Give every line of the data again, unchanged, but with no pictures.

Stored items
· · · · · · ·
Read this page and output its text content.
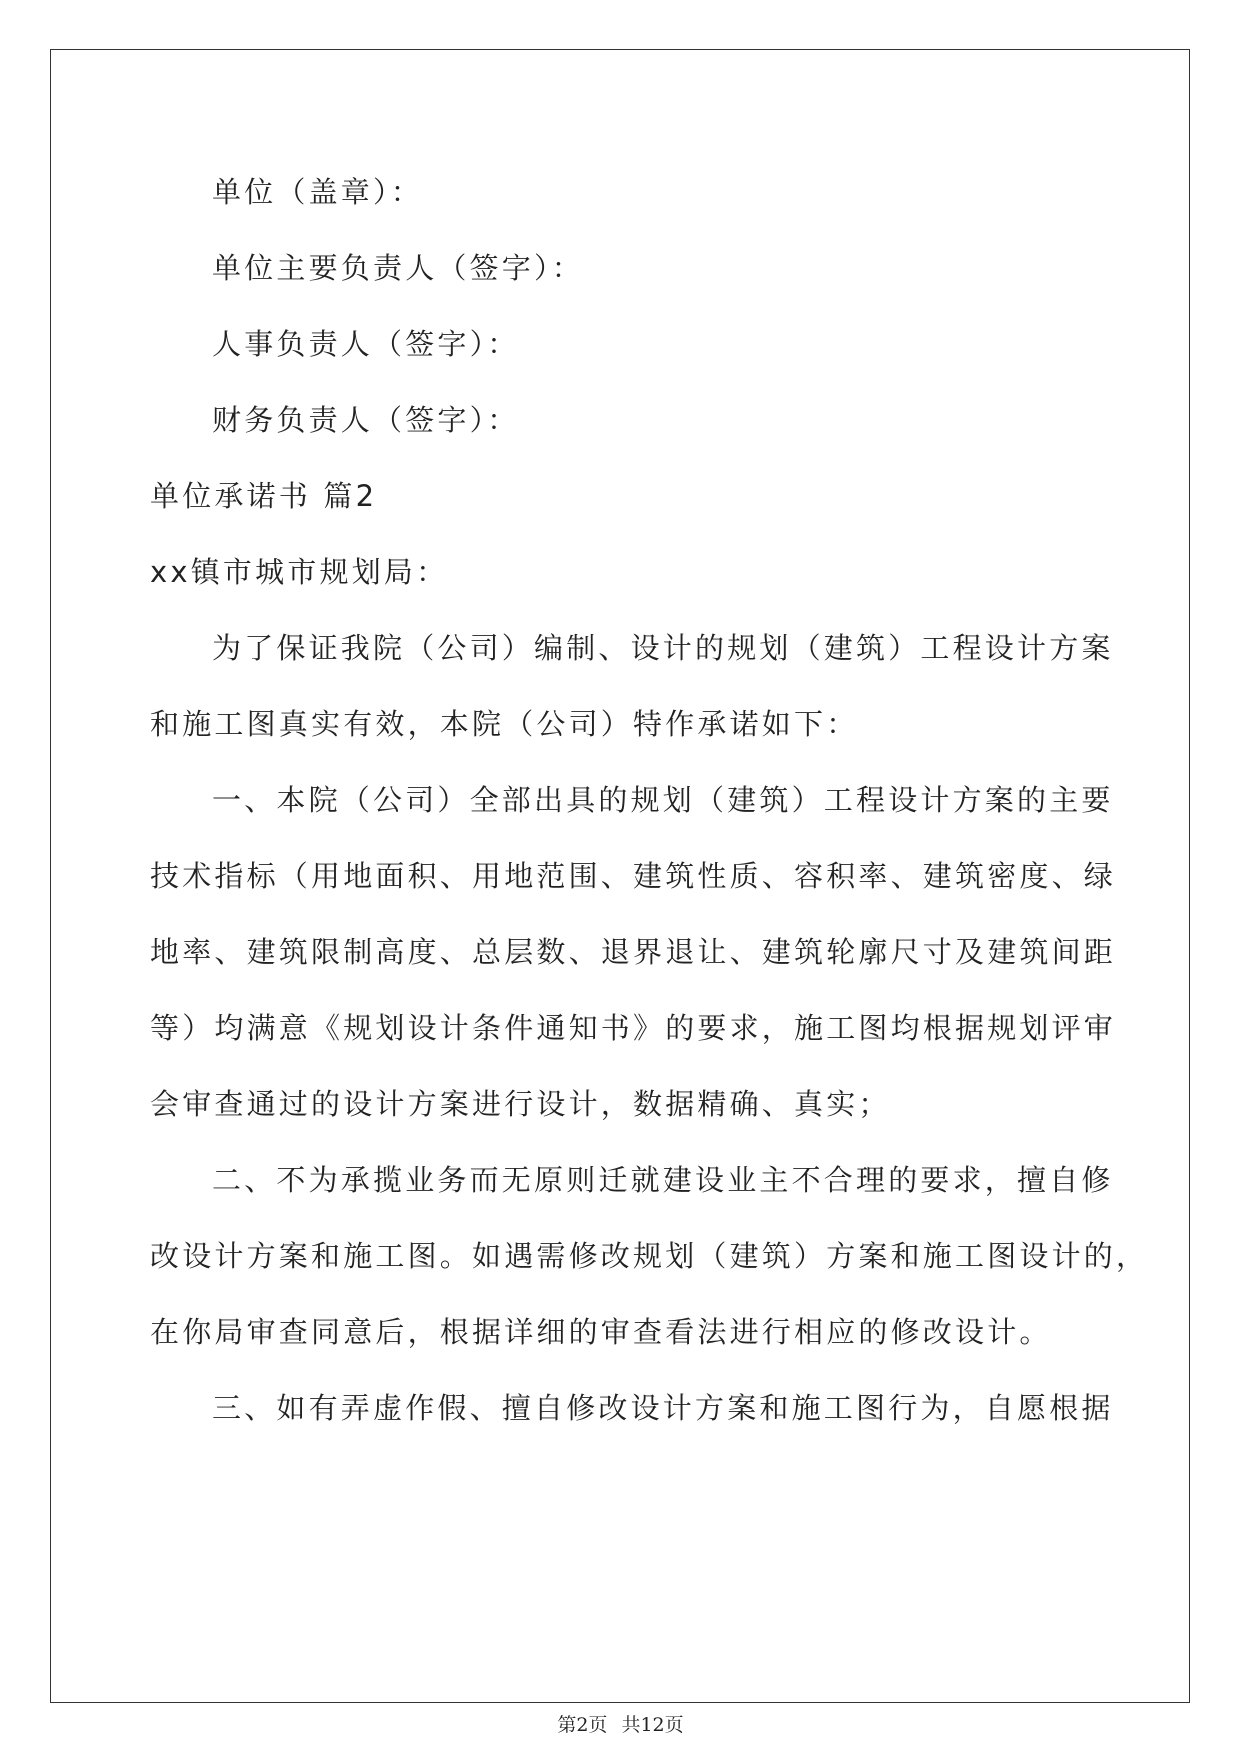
单位（盖章）：
单位主要负责人（签字）：
人事负责人（签字）：
财务负责人（签字）：
单位承诺书 篇2
xx镇市城市规划局：
为了保证我院（公司）编制、设计的规划（建筑）工程设计方案
和施工图真实有效，本院（公司）特作承诺如下：
一、本院（公司）全部出具的规划（建筑）工程设计方案的主要
技术指标（用地面积、用地范围、建筑性质、容积率、建筑密度、绿
地率、建筑限制高度、总层数、退界退让、建筑轮廓尺寸及建筑间距
等）均满意《规划设计条件通知书》的要求，施工图均根据规划评审
会审查通过的设计方案进行设计，数据精确、真实；
二、不为承揽业务而无原则迁就建设业主不合理的要求，擅自修
改设计方案和施工图。如遇需修改规划（建筑）方案和施工图设计的，
在你局审查同意后，根据详细的审查看法进行相应的修改设计。
三、如有弄虚作假、擅自修改设计方案和施工图行为，自愿根据
第2页 共12页
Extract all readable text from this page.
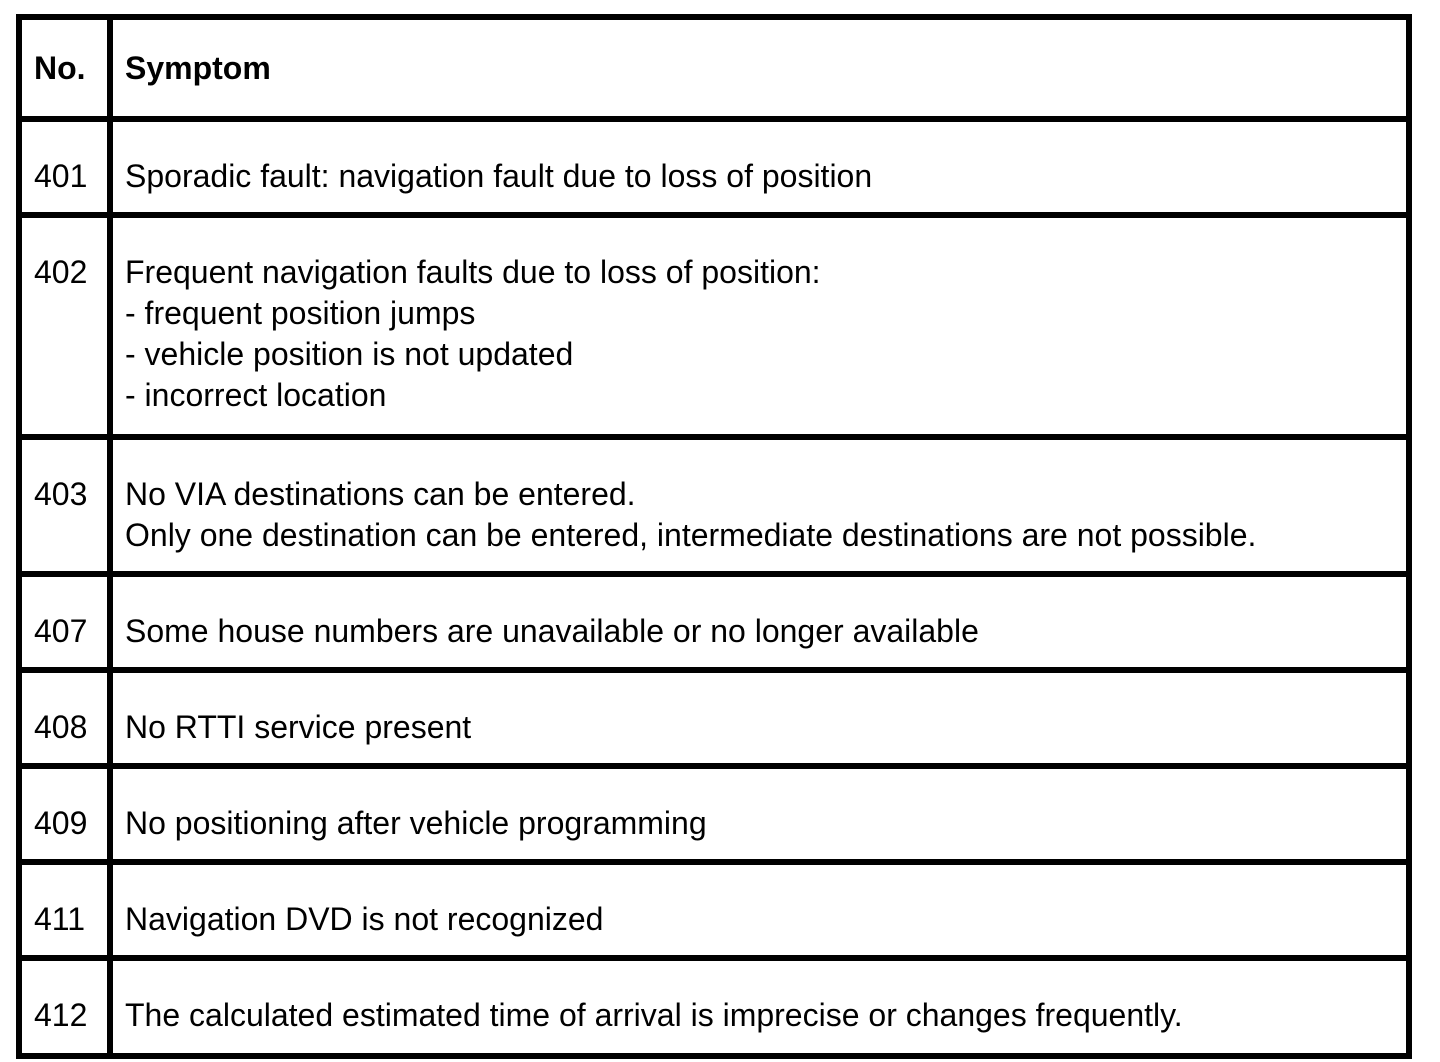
No.	Symptom
401	Sporadic fault: navigation fault due to loss of position

402	Frequent navigation faults due to loss of position:
- frequent position jumps
- vehicle position is not updated
- incorrect location

403	No VIA destinations can be entered.
Only one destination can be entered, intermediate destinations are not possible.

407	Some house numbers are unavailable or no longer available

408	No RTTI service present

409	No positioning after vehicle programming

411	Navigation DVD is not recognized

412	The calculated estimated time of arrival is imprecise or changes frequently.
· · · · · · ·
- **Response for this exercise**:
Read this page and output its text content.
单位（盖章）：
单位主要负责人（签字）：
人事负责人（签字）：
财务负责人（签字）：
单位承诺书 篇2
xx镇市城市规划局：
为了保证我院（公司）编制、设计的规划（建筑）工程设计方案
和施工图真实有效，本院（公司）特作承诺如下：
一、本院（公司）全部出具的规划（建筑）工程设计方案的主要
技术指标（用地面积、用地范围、建筑性质、容积率、建筑密度、绿
地率、建筑限制高度、总层数、退界退让、建筑轮廓尺寸及建筑间距
等）均满意《规划设计条件通知书》的要求，施工图均根据规划评审
会审查通过的设计方案进行设计，数据精确、真实；
二、不为承揽业务而无原则迁就建设业主不合理的要求，擅自修
改设计方案和施工图。如遇需修改规划（建筑）方案和施工图设计的，
在你局审查同意后，根据详细的审查看法进行相应的修改设计。
三、如有弄虚作假、擅自修改设计方案和施工图行为，自愿根据
第2页 共12页
Extract all readable text from this page.
No.	Symptom
401	Sporadic fault: navigation fault due to loss of position

402	Frequent navigation faults due to loss of position:
- frequent position jumps
- vehicle position is not updated
- incorrect location

403	No VIA destinations can be entered.
Only one destination can be entered, intermediate destinations are not possible.

407	Some house numbers are unavailable or no longer available

408	No RTTI service present

409	No positioning after vehicle programming

411	Navigation DVD is not recognized

412	The calculated estimated time of arrival is imprecise or changes frequently.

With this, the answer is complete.